(Dataset entries on figures)
------------------------------------------------

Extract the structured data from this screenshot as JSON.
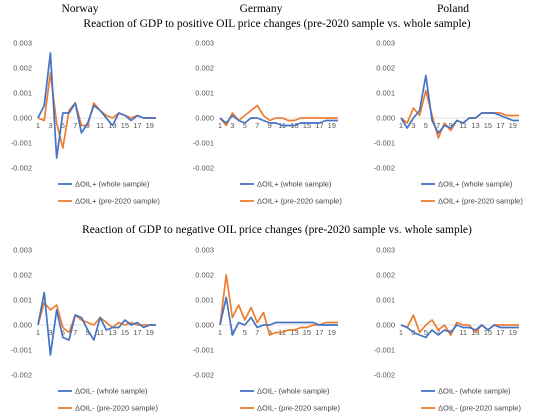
{
  "column_titles": [
    "Norway",
    "Germany",
    "Poland"
  ],
  "section_titles": [
    "Reaction of GDP to positive OIL price changes (pre-2020 sample vs. whole sample)",
    "Reaction of GDP to negative OIL price changes (pre-2020 sample vs. whole sample)"
  ],
  "colors": {
    "whole": "#4472c4",
    "pre2020": "#ed7d31",
    "zero_line": "#d9d9d9"
  },
  "chart_data": [
    {
      "type": "line",
      "panel": "Norway (positive)",
      "x": [
        1,
        2,
        3,
        4,
        5,
        6,
        7,
        8,
        9,
        10,
        11,
        12,
        13,
        14,
        15,
        16,
        17,
        18,
        19,
        20
      ],
      "ylim": [
        -0.002,
        0.003
      ],
      "ytick_labels": [
        "0.003",
        "0.002",
        "0.001",
        "0.000",
        "-0.001",
        "-0.002"
      ],
      "xtick_labels": [
        "1",
        "3",
        "5",
        "7",
        "9",
        "11",
        "13",
        "15",
        "17",
        "19"
      ],
      "series": [
        {
          "name": "ΔOIL+ (whole sample)",
          "values": [
            0.0,
            0.0005,
            0.0026,
            -0.0016,
            0.0002,
            0.0002,
            0.0006,
            -0.0006,
            -0.0002,
            0.0005,
            0.0003,
            0.0,
            -0.0003,
            0.0002,
            0.0001,
            -0.0001,
            0.0001,
            0.0,
            0.0,
            0.0
          ]
        },
        {
          "name": "ΔOIL+ (pre-2020 sample)",
          "values": [
            0.0,
            -0.0001,
            0.0018,
            -0.0002,
            -0.0012,
            0.0003,
            0.0006,
            -0.0003,
            -0.0003,
            0.0006,
            0.0003,
            0.0001,
            0.0,
            0.0002,
            0.0001,
            0.0,
            0.0001,
            0.0,
            0.0,
            0.0
          ]
        }
      ]
    },
    {
      "type": "line",
      "panel": "Germany (positive)",
      "x": [
        1,
        2,
        3,
        4,
        5,
        6,
        7,
        8,
        9,
        10,
        11,
        12,
        13,
        14,
        15,
        16,
        17,
        18,
        19,
        20
      ],
      "ylim": [
        -0.002,
        0.003
      ],
      "ytick_labels": [
        "0.003",
        "0.002",
        "0.001",
        "0.000",
        "-0.001",
        "-0.002"
      ],
      "xtick_labels": [
        "1",
        "3",
        "5",
        "7",
        "9",
        "11",
        "13",
        "15",
        "17",
        "19"
      ],
      "series": [
        {
          "name": "ΔOIL+ (whole sample)",
          "values": [
            0.0,
            -0.0002,
            0.0001,
            -0.0001,
            -0.0002,
            0.0,
            0.0,
            -0.0001,
            -0.0002,
            -0.0002,
            -0.0003,
            -0.0003,
            -0.0003,
            -0.0002,
            -0.0002,
            -0.0002,
            -0.0002,
            -0.0001,
            -0.0001,
            -0.0001
          ]
        },
        {
          "name": "ΔOIL+ (pre-2020 sample)",
          "values": [
            0.0,
            -0.0003,
            0.0002,
            -0.0001,
            0.0001,
            0.0003,
            0.0005,
            0.0001,
            -0.0001,
            0.0,
            0.0,
            -0.0001,
            -0.0001,
            0.0,
            0.0,
            0.0,
            0.0,
            0.0,
            0.0,
            0.0
          ]
        }
      ]
    },
    {
      "type": "line",
      "panel": "Poland (positive)",
      "x": [
        1,
        2,
        3,
        4,
        5,
        6,
        7,
        8,
        9,
        10,
        11,
        12,
        13,
        14,
        15,
        16,
        17,
        18,
        19,
        20
      ],
      "ylim": [
        -0.002,
        0.003
      ],
      "ytick_labels": [
        "0.003",
        "0.002",
        "0.001",
        "0.000",
        "-0.001",
        "-0.002"
      ],
      "xtick_labels": [
        "1",
        "3",
        "5",
        "7",
        "9",
        "11",
        "13",
        "15",
        "17",
        "19"
      ],
      "series": [
        {
          "name": "ΔOIL+ (whole sample)",
          "values": [
            0.0,
            -0.0004,
            0.0,
            0.0003,
            0.0017,
            -0.0001,
            -0.0006,
            -0.0003,
            -0.0004,
            -0.0001,
            -0.0002,
            0.0,
            0.0,
            0.0002,
            0.0002,
            0.0002,
            0.0001,
            0.0,
            -0.0001,
            -0.0001
          ]
        },
        {
          "name": "ΔOIL+ (pre-2020 sample)",
          "values": [
            0.0,
            -0.0002,
            0.0004,
            0.0001,
            0.0011,
            0.0001,
            -0.0008,
            -0.0002,
            -0.0005,
            -0.0001,
            -0.0002,
            0.0,
            0.0,
            0.0002,
            0.0002,
            0.0002,
            0.0002,
            0.0001,
            0.0001,
            0.0001
          ]
        }
      ]
    },
    {
      "type": "line",
      "panel": "Norway (negative)",
      "x": [
        1,
        2,
        3,
        4,
        5,
        6,
        7,
        8,
        9,
        10,
        11,
        12,
        13,
        14,
        15,
        16,
        17,
        18,
        19,
        20
      ],
      "ylim": [
        -0.002,
        0.003
      ],
      "ytick_labels": [
        "0.003",
        "0.002",
        "0.001",
        "0.000",
        "-0.001",
        "-0.002"
      ],
      "xtick_labels": [
        "1",
        "3",
        "5",
        "7",
        "9",
        "11",
        "13",
        "15",
        "17",
        "19"
      ],
      "series": [
        {
          "name": "ΔOIL- (whole sample)",
          "values": [
            0.0,
            0.0013,
            -0.0012,
            0.0006,
            -0.0005,
            -0.0006,
            0.0004,
            0.0003,
            -0.0002,
            -0.0006,
            0.0003,
            -0.0002,
            -0.0001,
            -0.0001,
            0.0002,
            0.0,
            0.0001,
            -0.0001,
            0.0,
            0.0
          ]
        },
        {
          "name": "ΔOIL- (pre-2020 sample)",
          "values": [
            0.0,
            0.0009,
            0.0006,
            0.0008,
            -0.0001,
            -0.0003,
            0.0004,
            0.0002,
            0.0001,
            0.0,
            0.0003,
            0.0001,
            -0.0001,
            0.0001,
            0.0,
            0.0001,
            0.0,
            0.0,
            0.0,
            0.0
          ]
        }
      ]
    },
    {
      "type": "line",
      "panel": "Germany (negative)",
      "x": [
        1,
        2,
        3,
        4,
        5,
        6,
        7,
        8,
        9,
        10,
        11,
        12,
        13,
        14,
        15,
        16,
        17,
        18,
        19,
        20
      ],
      "ylim": [
        -0.002,
        0.003
      ],
      "ytick_labels": [
        "0.003",
        "0.002",
        "0.001",
        "0.000",
        "-0.001",
        "-0.002"
      ],
      "xtick_labels": [
        "1",
        "3",
        "5",
        "7",
        "9",
        "11",
        "13",
        "15",
        "17",
        "19"
      ],
      "series": [
        {
          "name": "ΔOIL- (whole sample)",
          "values": [
            0.0,
            0.0011,
            -0.0004,
            0.0001,
            0.0,
            0.0003,
            -0.0001,
            0.0,
            0.0,
            0.0001,
            0.0001,
            0.0001,
            0.0001,
            0.0001,
            0.0001,
            0.0001,
            0.0,
            0.0,
            0.0,
            0.0
          ]
        },
        {
          "name": "ΔOIL- (pre-2020 sample)",
          "values": [
            0.0,
            0.002,
            0.0003,
            0.0008,
            0.0002,
            0.0007,
            0.0001,
            0.0005,
            -0.0004,
            -0.0003,
            -0.0003,
            -0.0002,
            -0.0002,
            -0.0001,
            -0.0001,
            0.0,
            0.0,
            0.0001,
            0.0001,
            0.0001
          ]
        }
      ]
    },
    {
      "type": "line",
      "panel": "Poland (negative)",
      "x": [
        1,
        2,
        3,
        4,
        5,
        6,
        7,
        8,
        9,
        10,
        11,
        12,
        13,
        14,
        15,
        16,
        17,
        18,
        19,
        20
      ],
      "ylim": [
        -0.002,
        0.003
      ],
      "ytick_labels": [
        "0.003",
        "0.002",
        "0.001",
        "0.000",
        "-0.001",
        "-0.002"
      ],
      "xtick_labels": [
        "1",
        "3",
        "5",
        "7",
        "9",
        "11",
        "13",
        "15",
        "17",
        "19"
      ],
      "series": [
        {
          "name": "ΔOIL- (whole sample)",
          "values": [
            0.0,
            -0.0001,
            -0.0003,
            -0.0004,
            -0.0005,
            -0.0002,
            -0.0004,
            -0.0002,
            -0.0003,
            0.0,
            -0.0001,
            -0.0001,
            -0.0002,
            0.0,
            -0.0002,
            0.0,
            -0.0001,
            -0.0001,
            -0.0001,
            -0.0001
          ]
        },
        {
          "name": "ΔOIL- (pre-2020 sample)",
          "values": [
            0.0,
            -0.0001,
            0.0004,
            -0.0003,
            0.0,
            0.0002,
            -0.0002,
            0.0,
            -0.0004,
            0.0001,
            0.0,
            0.0,
            -0.0003,
            0.0,
            -0.0002,
            0.0,
            0.0,
            0.0,
            0.0,
            0.0
          ]
        }
      ]
    }
  ]
}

------------------------------------------------

= Work instructions =
In the entries above, find lines with "positive" and copy each.

= Exercise output =
    "Reaction of GDP to positive OIL price changes (pre-2020 sample vs. whole sample)",
      "panel": "Norway (positive)",
      "panel": "Germany (positive)",
      "panel": "Poland (positive)",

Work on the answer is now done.